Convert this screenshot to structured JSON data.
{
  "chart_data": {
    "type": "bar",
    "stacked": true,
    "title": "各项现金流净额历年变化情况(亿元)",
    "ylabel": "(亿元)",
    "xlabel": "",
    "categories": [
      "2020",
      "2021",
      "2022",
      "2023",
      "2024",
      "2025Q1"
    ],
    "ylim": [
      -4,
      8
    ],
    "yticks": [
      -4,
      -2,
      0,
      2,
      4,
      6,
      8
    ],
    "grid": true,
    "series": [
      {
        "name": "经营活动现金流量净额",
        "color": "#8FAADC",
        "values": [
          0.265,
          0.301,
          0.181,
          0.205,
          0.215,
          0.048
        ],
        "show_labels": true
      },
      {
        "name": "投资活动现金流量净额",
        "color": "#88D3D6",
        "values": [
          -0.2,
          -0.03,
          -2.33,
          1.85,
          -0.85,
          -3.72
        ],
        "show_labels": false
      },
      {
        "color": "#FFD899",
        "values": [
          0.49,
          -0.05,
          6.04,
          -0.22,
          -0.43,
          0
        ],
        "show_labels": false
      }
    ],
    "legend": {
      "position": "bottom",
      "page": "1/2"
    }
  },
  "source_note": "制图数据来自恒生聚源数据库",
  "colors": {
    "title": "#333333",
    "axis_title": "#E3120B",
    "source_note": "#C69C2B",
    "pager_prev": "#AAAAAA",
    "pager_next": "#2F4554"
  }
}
——————————
Your goal:
Retype the entries exactly, including every line.

Full solution:
Convert this screenshot to structured JSON data.
{
  "chart_data": {
    "type": "bar",
    "stacked": true,
    "title": "各项现金流净额历年变化情况(亿元)",
    "ylabel": "(亿元)",
    "xlabel": "",
    "categories": [
      "2020",
      "2021",
      "2022",
      "2023",
      "2024",
      "2025Q1"
    ],
    "ylim": [
      -4,
      8
    ],
    "yticks": [
      -4,
      -2,
      0,
      2,
      4,
      6,
      8
    ],
    "grid": true,
    "series": [
      {
        "name": "经营活动现金流量净额",
        "color": "#8FAADC",
        "values": [
          0.265,
          0.301,
          0.181,
          0.205,
          0.215,
          0.048
        ],
        "show_labels": true
      },
      {
        "name": "投资活动现金流量净额",
        "color": "#88D3D6",
        "values": [
          -0.2,
          -0.03,
          -2.33,
          1.85,
          -0.85,
          -3.72
        ],
        "show_labels": false
      },
      {
        "color": "#FFD899",
        "values": [
          0.49,
          -0.05,
          6.04,
          -0.22,
          -0.43,
          0
        ],
        "show_labels": false
      }
    ],
    "legend": {
      "position": "bottom",
      "page": "1/2"
    }
  },
  "source_note": "制图数据来自恒生聚源数据库",
  "colors": {
    "title": "#333333",
    "axis_title": "#E3120B",
    "source_note": "#C69C2B",
    "pager_prev": "#AAAAAA",
    "pager_next": "#2F4554"
  }
}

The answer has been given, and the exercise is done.